### SET EXERCISE
Summarize the forum thread in two sentences.

Although I'd add that fantasy seems to be drifting off from that and towards the political/military side of Wheel of Time/Song of Ice and Fire (Martin is a known gamer, but SoIaF doesn't feel that RPG based). I also think pulp's making a bit of a come back with self-publishing.

One day I'll find the time to do more research on this, try and get a cast iron grip on who did what when. But at the end of the day, I look at a bunch of Generic European Fantasy around and ask myself what it most resembles, the answer is D&D. But then the amount of GEF is getting diluted too.


----------



## Steerpike (Aug 22, 2016)

Peat said:


> See, I've barely seen anyone else talk about D&D's influence on fantasy fiction. Lot of talk about Tolkien, someone shouts "Hey what about Howard or Moorcock", somebody goes back to Dunsany, nobody mentions Anderson or Leiber, and this is roughly the conversation. Obviously I've not been party to the same conversations to you.



Most of the people I know irl who read fantasy are also into D&D and other RPGs. I'm sure that's not a majority of fantasy readers as a whole, but is the case among the people I know, so the topic comes up quite a bit. 

I've never played GURPS, but I have to think it is easier to address the magic system in the Malazan books using something other than 1e AD&D, which is what I think Erikson, Esslemont, and company were playing before GURPS.

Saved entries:

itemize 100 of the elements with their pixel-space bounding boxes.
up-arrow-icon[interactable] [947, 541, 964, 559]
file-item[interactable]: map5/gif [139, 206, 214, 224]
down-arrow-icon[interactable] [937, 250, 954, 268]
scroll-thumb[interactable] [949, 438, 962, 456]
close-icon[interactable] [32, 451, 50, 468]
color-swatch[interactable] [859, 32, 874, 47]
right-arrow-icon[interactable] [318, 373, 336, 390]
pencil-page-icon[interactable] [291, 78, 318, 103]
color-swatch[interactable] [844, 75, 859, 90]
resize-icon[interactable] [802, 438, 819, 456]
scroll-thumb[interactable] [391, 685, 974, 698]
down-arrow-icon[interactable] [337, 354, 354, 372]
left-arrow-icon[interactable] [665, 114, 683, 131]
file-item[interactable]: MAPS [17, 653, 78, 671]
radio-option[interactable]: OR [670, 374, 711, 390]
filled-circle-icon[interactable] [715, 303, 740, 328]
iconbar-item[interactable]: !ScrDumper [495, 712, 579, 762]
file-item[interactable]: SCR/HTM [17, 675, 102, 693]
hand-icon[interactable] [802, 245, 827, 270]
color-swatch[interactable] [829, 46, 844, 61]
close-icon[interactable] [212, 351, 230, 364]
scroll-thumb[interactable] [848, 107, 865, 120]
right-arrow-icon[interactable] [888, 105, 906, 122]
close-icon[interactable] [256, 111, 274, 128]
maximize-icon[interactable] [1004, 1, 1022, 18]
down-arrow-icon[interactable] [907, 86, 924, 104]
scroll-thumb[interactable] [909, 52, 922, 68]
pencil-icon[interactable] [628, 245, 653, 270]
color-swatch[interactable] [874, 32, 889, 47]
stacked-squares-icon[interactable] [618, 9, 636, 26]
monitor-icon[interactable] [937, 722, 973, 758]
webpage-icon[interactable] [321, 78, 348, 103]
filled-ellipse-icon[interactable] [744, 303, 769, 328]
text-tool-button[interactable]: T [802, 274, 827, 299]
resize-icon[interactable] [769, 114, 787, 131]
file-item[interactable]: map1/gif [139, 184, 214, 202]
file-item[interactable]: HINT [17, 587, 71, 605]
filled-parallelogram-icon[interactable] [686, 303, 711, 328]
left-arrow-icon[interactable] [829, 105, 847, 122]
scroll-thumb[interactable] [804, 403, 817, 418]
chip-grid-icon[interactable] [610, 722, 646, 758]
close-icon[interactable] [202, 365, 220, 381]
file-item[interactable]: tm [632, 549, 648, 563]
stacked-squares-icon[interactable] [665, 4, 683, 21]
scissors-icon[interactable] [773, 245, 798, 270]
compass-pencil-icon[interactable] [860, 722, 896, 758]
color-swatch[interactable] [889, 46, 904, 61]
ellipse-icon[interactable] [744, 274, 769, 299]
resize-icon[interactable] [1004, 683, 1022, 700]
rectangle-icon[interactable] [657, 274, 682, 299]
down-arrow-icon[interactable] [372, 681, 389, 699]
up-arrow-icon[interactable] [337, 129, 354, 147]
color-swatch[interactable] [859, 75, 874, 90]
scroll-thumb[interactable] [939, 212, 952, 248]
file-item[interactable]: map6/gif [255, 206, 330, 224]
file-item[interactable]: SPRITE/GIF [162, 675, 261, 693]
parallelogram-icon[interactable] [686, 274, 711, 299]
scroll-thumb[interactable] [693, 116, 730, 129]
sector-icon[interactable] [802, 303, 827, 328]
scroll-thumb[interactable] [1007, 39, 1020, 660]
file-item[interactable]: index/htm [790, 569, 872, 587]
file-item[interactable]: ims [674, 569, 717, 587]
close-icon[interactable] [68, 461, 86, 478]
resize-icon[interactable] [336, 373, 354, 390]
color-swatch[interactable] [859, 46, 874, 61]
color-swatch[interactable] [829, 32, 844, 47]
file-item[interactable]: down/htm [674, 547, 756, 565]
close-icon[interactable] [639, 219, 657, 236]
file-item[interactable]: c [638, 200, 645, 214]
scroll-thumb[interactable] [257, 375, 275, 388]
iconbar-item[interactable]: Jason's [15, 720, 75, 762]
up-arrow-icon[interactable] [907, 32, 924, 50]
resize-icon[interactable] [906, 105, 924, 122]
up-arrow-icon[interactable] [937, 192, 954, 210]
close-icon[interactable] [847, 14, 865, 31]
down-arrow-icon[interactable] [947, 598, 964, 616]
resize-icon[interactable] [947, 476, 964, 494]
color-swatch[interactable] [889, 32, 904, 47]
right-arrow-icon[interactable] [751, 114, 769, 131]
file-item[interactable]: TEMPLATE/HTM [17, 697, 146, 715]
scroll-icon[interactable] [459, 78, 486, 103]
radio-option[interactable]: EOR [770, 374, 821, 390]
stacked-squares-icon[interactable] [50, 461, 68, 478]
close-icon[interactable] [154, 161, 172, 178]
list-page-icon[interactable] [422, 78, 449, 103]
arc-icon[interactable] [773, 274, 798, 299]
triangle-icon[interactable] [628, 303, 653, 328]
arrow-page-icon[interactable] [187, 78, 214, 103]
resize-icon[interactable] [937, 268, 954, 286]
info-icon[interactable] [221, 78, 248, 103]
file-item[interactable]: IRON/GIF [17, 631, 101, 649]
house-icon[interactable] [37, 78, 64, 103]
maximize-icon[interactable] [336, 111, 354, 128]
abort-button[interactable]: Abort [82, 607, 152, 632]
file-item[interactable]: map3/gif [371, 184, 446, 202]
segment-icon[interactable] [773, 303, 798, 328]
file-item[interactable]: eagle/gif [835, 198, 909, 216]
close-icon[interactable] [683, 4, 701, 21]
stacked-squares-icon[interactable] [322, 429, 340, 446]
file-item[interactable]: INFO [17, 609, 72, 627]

### TASK RESPONSE
The thread claims that much Generic European Fantasy most resembles D&D, though fantasy is also drifting toward the political and military side of Wheel of Time and Song of Ice and Fire, and pulp is making a comeback through self-publishing. Steerpike says most people they know who read fantasy are also into D&D and other RPGs, so the topic comes up often, and suggests the magic system in the Malazan books is easier to address with something other than 1e AD&D.